#### [Exercise description]
Write the records out again exactly, leaving no images in.

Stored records
━━━━━━━━━━━━━━━━━━━━

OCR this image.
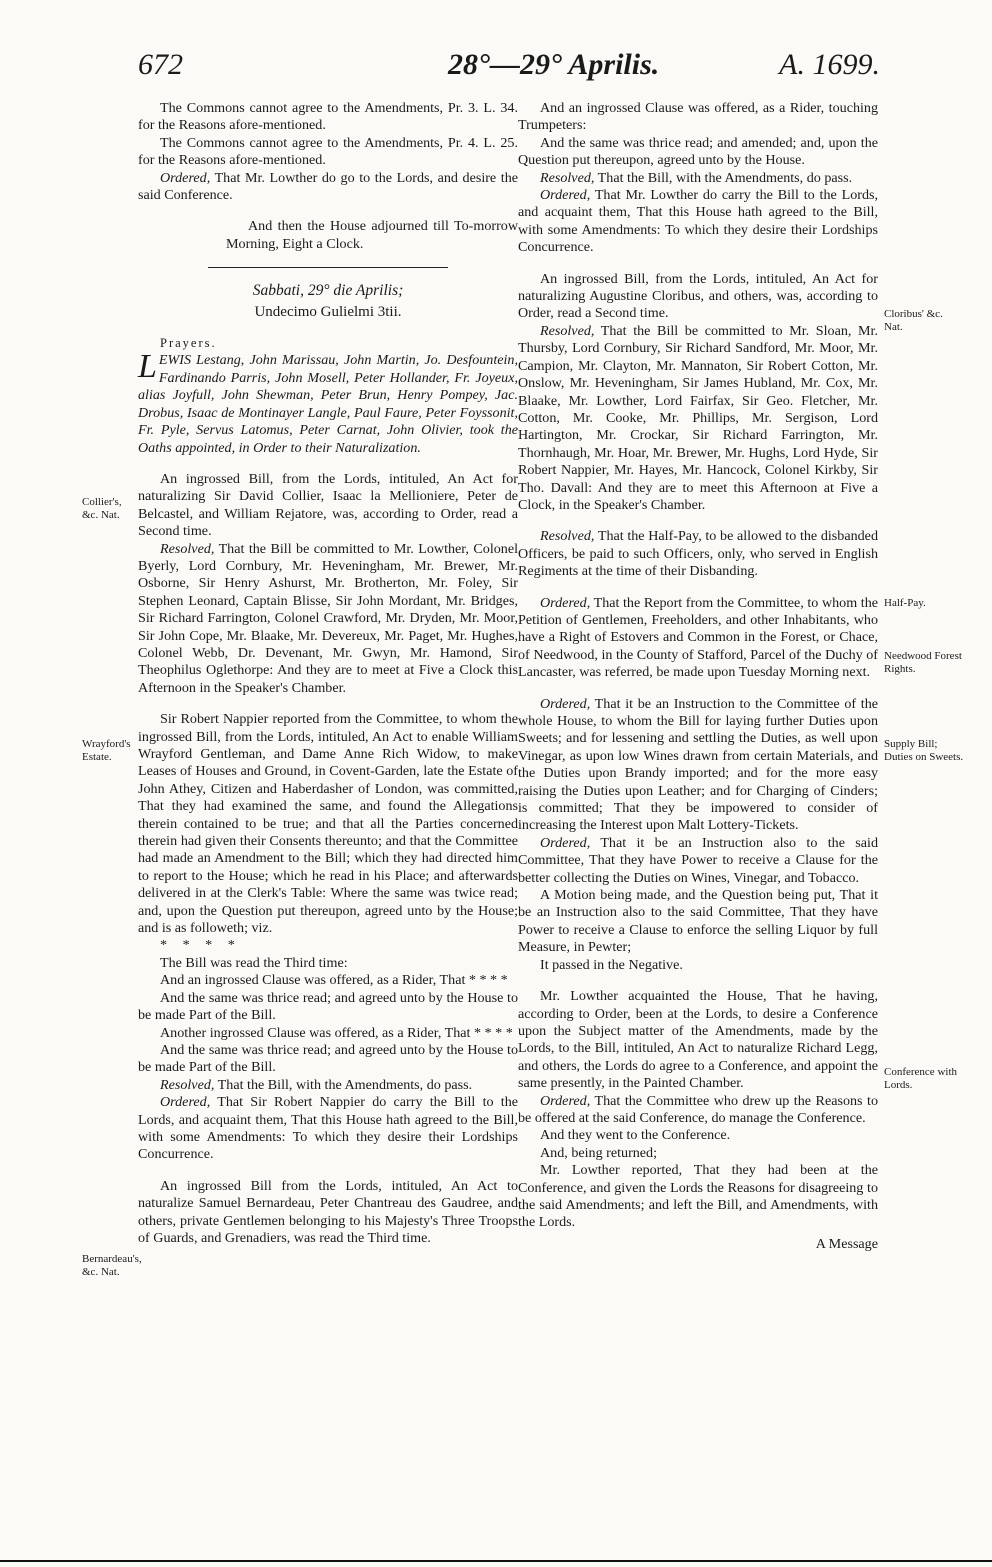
672	28°—29° Aprilis.	A. 1699.

The Commons cannot agree to the Amendments, Pr. 3. L. 34. for the Reasons afore-mentioned.

The Commons cannot agree to the Amendments, Pr. 4. L. 25. for the Reasons afore-mentioned.

Ordered, That Mr. Lowther do go to the Lords, and desire the said Conference.

And then the House adjourned till To-morrow Morning, Eight a Clock.

Sabbati, 29° die Aprilis;
Undecimo Gulielmi 3tii.
Prayers.

LEWIS Lestang, John Marissau, John Martin, Jo. Desfountein, Fardinando Parris, John Mosell, Peter Hollander, Fr. Joyeux, alias Joyfull, John Shewman, Peter Brun, Henry Pompey, Jac. Drobus, Isaac de Montinayer Langle, Paul Faure, Peter Foyssonit, Fr. Pyle, Servus Latomus, Peter Carnat, John Olivier, took the Oaths appointed, in Order to their Naturalization.

An ingrossed Bill, from the Lords, intituled, An Act for naturalizing Sir David Collier, Isaac la Mellioniere, Peter de Belcastel, and William Rejatore, was, according to Order, read a Second time.

Resolved, That the Bill be committed to Mr. Lowther, Colonel Byerly, Lord Cornbury, Mr. Heveningham, Mr. Brewer, Mr. Osborne, Sir Henry Ashurst, Mr. Brotherton, Mr. Foley, Sir Stephen Leonard, Captain Blisse, Sir John Mordant, Mr. Bridges, Sir Richard Farrington, Colonel Crawford, Mr. Dryden, Mr. Moor, Sir John Cope, Mr. Blaake, Mr. Devereux, Mr. Paget, Mr. Hughes, Colonel Webb, Dr. Devenant, Mr. Gwyn, Mr. Hamond, Sir Theophilus Oglethorpe: And they are to meet at Five a Clock this Afternoon in the Speaker's Chamber.

Sir Robert Nappier reported from the Committee, to whom the ingrossed Bill, from the Lords, intituled, An Act to enable William Wrayford Gentleman, and Dame Anne Rich Widow, to make Leases of Houses and Ground, in Covent-Garden, late the Estate of John Athey, Citizen and Haberdasher of London, was committed, That they had examined the same, and found the Allegations therein contained to be true; and that all the Parties concerned therein had given their Consents thereunto; and that the Committee had made an Amendment to the Bill; which they had directed him to report to the House; which he read in his Place; and afterwards delivered in at the Clerk's Table: Where the same was twice read; and, upon the Question put thereupon, agreed unto by the House; and is as followeth; viz.

* * * *

The Bill was read the Third time:

And an ingrossed Clause was offered, as a Rider, That * * * *

And the same was thrice read; and agreed unto by the House to be made Part of the Bill.

Another ingrossed Clause was offered, as a Rider, That * * * *

And the same was thrice read; and agreed unto by the House to be made Part of the Bill.

Resolved, That the Bill, with the Amendments, do pass.

Ordered, That Sir Robert Nappier do carry the Bill to the Lords, and acquaint them, That this House hath agreed to the Bill, with some Amendments: To which they desire their Lordships Concurrence.

An ingrossed Bill from the Lords, intituled, An Act to naturalize Samuel Bernardeau, Peter Chantreau des Gaudree, and others, private Gentlemen belonging to his Majesty's Three Troops of Guards, and Grenadiers, was read the Third time.

And an ingrossed Clause was offered, as a Rider, touching Trumpeters:

And the same was thrice read; and amended; and, upon the Question put thereupon, agreed unto by the House.

Resolved, That the Bill, with the Amendments, do pass.

Ordered, That Mr. Lowther do carry the Bill to the Lords, and acquaint them, That this House hath agreed to the Bill, with some Amendments: To which they desire their Lordships Concurrence.

An ingrossed Bill, from the Lords, intituled, An Act for naturalizing Augustine Cloribus, and others, was, according to Order, read a Second time.

Resolved, That the Bill be committed to Mr. Sloan, Mr. Thursby, Lord Cornbury, Sir Richard Sandford, Mr. Moor, Mr. Campion, Mr. Clayton, Mr. Mannaton, Sir Robert Cotton, Mr. Onslow, Mr. Heveningham, Sir James Hubland, Mr. Cox, Mr. Blaake, Mr. Lowther, Lord Fairfax, Sir Geo. Fletcher, Mr. Cotton, Mr. Cooke, Mr. Phillips, Mr. Sergison, Lord Hartington, Mr. Crockar, Sir Richard Farrington, Mr. Thornhaugh, Mr. Hoar, Mr. Brewer, Mr. Hughs, Lord Hyde, Sir Robert Nappier, Mr. Hayes, Mr. Hancock, Colonel Kirkby, Sir Tho. Davall: And they are to meet this Afternoon at Five a Clock, in the Speaker's Chamber.

Resolved, That the Half-Pay, to be allowed to the disbanded Officers, be paid to such Officers, only, who served in English Regiments at the time of their Disbanding.

Ordered, That the Report from the Committee, to whom the Petition of Gentlemen, Freeholders, and other Inhabitants, who have a Right of Estovers and Common in the Forest, or Chace, of Needwood, in the County of Stafford, Parcel of the Duchy of Lancaster, was referred, be made upon Tuesday Morning next.

Ordered, That it be an Instruction to the Committee of the whole House, to whom the Bill for laying further Duties upon Sweets; and for lessening and settling the Duties, as well upon Vinegar, as upon low Wines drawn from certain Materials, and the Duties upon Brandy imported; and for the more easy raising the Duties upon Leather; and for Charging of Cinders; is committed; That they be impowered to consider of increasing the Interest upon Malt Lottery-Tickets.

Ordered, That it be an Instruction also to the said Committee, That they have Power to receive a Clause for the better collecting the Duties on Wines, Vinegar, and Tobacco.

A Motion being made, and the Question being put, That it be an Instruction also to the said Committee, That they have Power to receive a Clause to enforce the selling Liquor by full Measure, in Pewter;

It passed in the Negative.

Mr. Lowther acquainted the House, That he having, according to Order, been at the Lords, to desire a Conference upon the Subject matter of the Amendments, made by the Lords, to the Bill, intituled, An Act to naturalize Richard Legg, and others, the Lords do agree to a Conference, and appoint the same presently, in the Painted Chamber.

Ordered, That the Committee who drew up the Reasons to be offered at the said Conference, do manage the Conference.

And they went to the Conference.

And, being returned;

Mr. Lowther reported, That they had been at the Conference, and given the Lords the Reasons for disagreeing to the said Amendments; and left the Bill, and Amendments, with the Lords.

A Message
Collier's, &c. Nat.
Wrayford's Estate.
Bernardeau's, &c. Nat.
Cloribus' &c. Nat.
Half-Pay.
Needwood Forest Rights.
Supply Bill; Duties on Sweets.
Conference with Lords.
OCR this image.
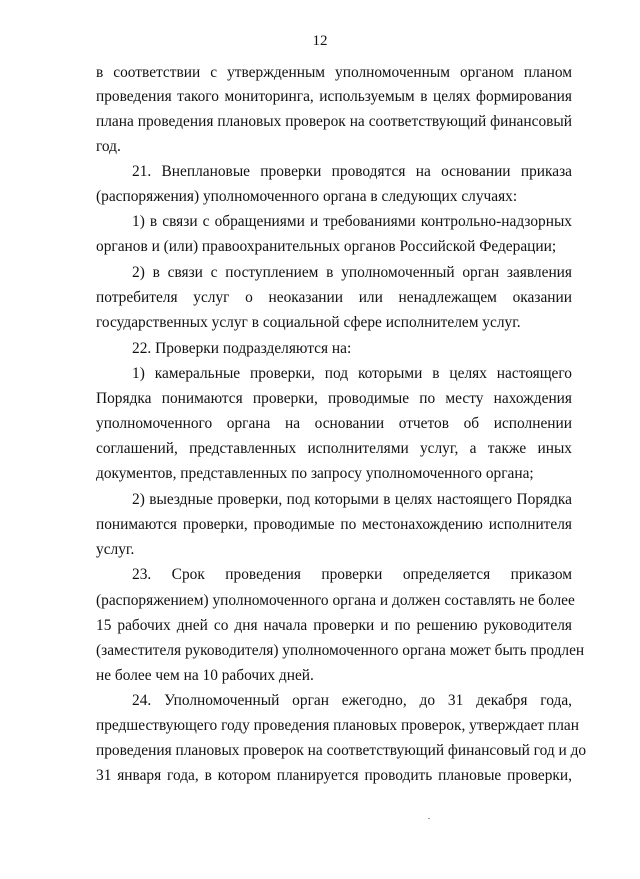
12
в соответствии с утвержденным уполномоченным органом планом
проведения такого мониторинга, используемым в целях формирования
плана проведения плановых проверок на соответствующий финансовый
год.
21. Внеплановые проверки проводятся на основании приказа
(распоряжения) уполномоченного органа в следующих случаях:
1) в связи с обращениями и требованиями контрольно-надзорных
органов и (или) правоохранительных органов Российской Федерации;
2) в связи с поступлением в уполномоченный орган заявления
потребителя услуг о неоказании или ненадлежащем оказании
государственных услуг в социальной сфере исполнителем услуг.
22. Проверки подразделяются на:
1) камеральные проверки, под которыми в целях настоящего
Порядка понимаются проверки, проводимые по месту нахождения
уполномоченного органа на основании отчетов об исполнении
соглашений, представленных исполнителями услуг, а также иных
документов, представленных по запросу уполномоченного органа;
2) выездные проверки, под которыми в целях настоящего Порядка
понимаются проверки, проводимые по местонахождению исполнителя
услуг.
23. Срок проведения проверки определяется приказом
(распоряжением) уполномоченного органа и должен составлять не более
15 рабочих дней со дня начала проверки и по решению руководителя
(заместителя руководителя) уполномоченного органа может быть продлен
не более чем на 10 рабочих дней.
24. Уполномоченный орган ежегодно, до 31 декабря года,
предшествующего году проведения плановых проверок, утверждает план
проведения плановых проверок на соответствующий финансовый год и до
31 января года, в котором планируется проводить плановые проверки,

━━━━━━━━━━━━━━━━━━━━

#### [Solved exercise]
OCR this image.
672	28°—29° Aprilis.	A. 1699.

The Commons cannot agree to the Amendments, Pr. 3. L. 34. for the Reasons afore-mentioned.

The Commons cannot agree to the Amendments, Pr. 4. L. 25. for the Reasons afore-mentioned.

Ordered, That Mr. Lowther do go to the Lords, and desire the said Conference.

And then the House adjourned till To-morrow Morning, Eight a Clock.

Sabbati, 29° die Aprilis;
Undecimo Gulielmi 3tii.
Prayers.

LEWIS Lestang, John Marissau, John Martin, Jo. Desfountein, Fardinando Parris, John Mosell, Peter Hollander, Fr. Joyeux, alias Joyfull, John Shewman, Peter Brun, Henry Pompey, Jac. Drobus, Isaac de Montinayer Langle, Paul Faure, Peter Foyssonit, Fr. Pyle, Servus Latomus, Peter Carnat, John Olivier, took the Oaths appointed, in Order to their Naturalization.

An ingrossed Bill, from the Lords, intituled, An Act for naturalizing Sir David Collier, Isaac la Mellioniere, Peter de Belcastel, and William Rejatore, was, according to Order, read a Second time.

Resolved, That the Bill be committed to Mr. Lowther, Colonel Byerly, Lord Cornbury, Mr. Heveningham, Mr. Brewer, Mr. Osborne, Sir Henry Ashurst, Mr. Brotherton, Mr. Foley, Sir Stephen Leonard, Captain Blisse, Sir John Mordant, Mr. Bridges, Sir Richard Farrington, Colonel Crawford, Mr. Dryden, Mr. Moor, Sir John Cope, Mr. Blaake, Mr. Devereux, Mr. Paget, Mr. Hughes, Colonel Webb, Dr. Devenant, Mr. Gwyn, Mr. Hamond, Sir Theophilus Oglethorpe: And they are to meet at Five a Clock this Afternoon in the Speaker's Chamber.

Sir Robert Nappier reported from the Committee, to whom the ingrossed Bill, from the Lords, intituled, An Act to enable William Wrayford Gentleman, and Dame Anne Rich Widow, to make Leases of Houses and Ground, in Covent-Garden, late the Estate of John Athey, Citizen and Haberdasher of London, was committed, That they had examined the same, and found the Allegations therein contained to be true; and that all the Parties concerned therein had given their Consents thereunto; and that the Committee had made an Amendment to the Bill; which they had directed him to report to the House; which he read in his Place; and afterwards delivered in at the Clerk's Table: Where the same was twice read; and, upon the Question put thereupon, agreed unto by the House; and is as followeth; viz.

* * * *

The Bill was read the Third time:

And an ingrossed Clause was offered, as a Rider, That * * * *

And the same was thrice read; and agreed unto by the House to be made Part of the Bill.

Another ingrossed Clause was offered, as a Rider, That * * * *

And the same was thrice read; and agreed unto by the House to be made Part of the Bill.

Resolved, That the Bill, with the Amendments, do pass.

Ordered, That Sir Robert Nappier do carry the Bill to the Lords, and acquaint them, That this House hath agreed to the Bill, with some Amendments: To which they desire their Lordships Concurrence.

An ingrossed Bill from the Lords, intituled, An Act to naturalize Samuel Bernardeau, Peter Chantreau des Gaudree, and others, private Gentlemen belonging to his Majesty's Three Troops of Guards, and Grenadiers, was read the Third time.

And an ingrossed Clause was offered, as a Rider, touching Trumpeters:

And the same was thrice read; and amended; and, upon the Question put thereupon, agreed unto by the House.

Resolved, That the Bill, with the Amendments, do pass.

Ordered, That Mr. Lowther do carry the Bill to the Lords, and acquaint them, That this House hath agreed to the Bill, with some Amendments: To which they desire their Lordships Concurrence.

An ingrossed Bill, from the Lords, intituled, An Act for naturalizing Augustine Cloribus, and others, was, according to Order, read a Second time.

Resolved, That the Bill be committed to Mr. Sloan, Mr. Thursby, Lord Cornbury, Sir Richard Sandford, Mr. Moor, Mr. Campion, Mr. Clayton, Mr. Mannaton, Sir Robert Cotton, Mr. Onslow, Mr. Heveningham, Sir James Hubland, Mr. Cox, Mr. Blaake, Mr. Lowther, Lord Fairfax, Sir Geo. Fletcher, Mr. Cotton, Mr. Cooke, Mr. Phillips, Mr. Sergison, Lord Hartington, Mr. Crockar, Sir Richard Farrington, Mr. Thornhaugh, Mr. Hoar, Mr. Brewer, Mr. Hughs, Lord Hyde, Sir Robert Nappier, Mr. Hayes, Mr. Hancock, Colonel Kirkby, Sir Tho. Davall: And they are to meet this Afternoon at Five a Clock, in the Speaker's Chamber.

Resolved, That the Half-Pay, to be allowed to the disbanded Officers, be paid to such Officers, only, who served in English Regiments at the time of their Disbanding.

Ordered, That the Report from the Committee, to whom the Petition of Gentlemen, Freeholders, and other Inhabitants, who have a Right of Estovers and Common in the Forest, or Chace, of Needwood, in the County of Stafford, Parcel of the Duchy of Lancaster, was referred, be made upon Tuesday Morning next.

Ordered, That it be an Instruction to the Committee of the whole House, to whom the Bill for laying further Duties upon Sweets; and for lessening and settling the Duties, as well upon Vinegar, as upon low Wines drawn from certain Materials, and the Duties upon Brandy imported; and for the more easy raising the Duties upon Leather; and for Charging of Cinders; is committed; That they be impowered to consider of increasing the Interest upon Malt Lottery-Tickets.

Ordered, That it be an Instruction also to the said Committee, That they have Power to receive a Clause for the better collecting the Duties on Wines, Vinegar, and Tobacco.

A Motion being made, and the Question being put, That it be an Instruction also to the said Committee, That they have Power to receive a Clause to enforce the selling Liquor by full Measure, in Pewter;

It passed in the Negative.

Mr. Lowther acquainted the House, That he having, according to Order, been at the Lords, to desire a Conference upon the Subject matter of the Amendments, made by the Lords, to the Bill, intituled, An Act to naturalize Richard Legg, and others, the Lords do agree to a Conference, and appoint the same presently, in the Painted Chamber.

Ordered, That the Committee who drew up the Reasons to be offered at the said Conference, do manage the Conference.

And they went to the Conference.

And, being returned;

Mr. Lowther reported, That they had been at the Conference, and given the Lords the Reasons for disagreeing to the said Amendments; and left the Bill, and Amendments, with the Lords.

A Message
Collier's, &c. Nat.
Wrayford's Estate.
Bernardeau's, &c. Nat.
Cloribus' &c. Nat.
Half-Pay.
Needwood Forest Rights.
Supply Bill; Duties on Sweets.
Conference with Lords.
OCR this image.
12
в соответствии с утвержденным уполномоченным органом планом
проведения такого мониторинга, используемым в целях формирования
плана проведения плановых проверок на соответствующий финансовый
год.
21. Внеплановые проверки проводятся на основании приказа
(распоряжения) уполномоченного органа в следующих случаях:
1) в связи с обращениями и требованиями контрольно-надзорных
органов и (или) правоохранительных органов Российской Федерации;
2) в связи с поступлением в уполномоченный орган заявления
потребителя услуг о неоказании или ненадлежащем оказании
государственных услуг в социальной сфере исполнителем услуг.
22. Проверки подразделяются на:
1) камеральные проверки, под которыми в целях настоящего
Порядка понимаются проверки, проводимые по месту нахождения
уполномоченного органа на основании отчетов об исполнении
соглашений, представленных исполнителями услуг, а также иных
документов, представленных по запросу уполномоченного органа;
2) выездные проверки, под которыми в целях настоящего Порядка
понимаются проверки, проводимые по местонахождению исполнителя
услуг.
23. Срок проведения проверки определяется приказом
(распоряжением) уполномоченного органа и должен составлять не более
15 рабочих дней со дня начала проверки и по решению руководителя
(заместителя руководителя) уполномоченного органа может быть продлен
не более чем на 10 рабочих дней.
24. Уполномоченный орган ежегодно, до 31 декабря года,
предшествующего году проведения плановых проверок, утверждает план
проведения плановых проверок на соответствующий финансовый год и до
31 января года, в котором планируется проводить плановые проверки,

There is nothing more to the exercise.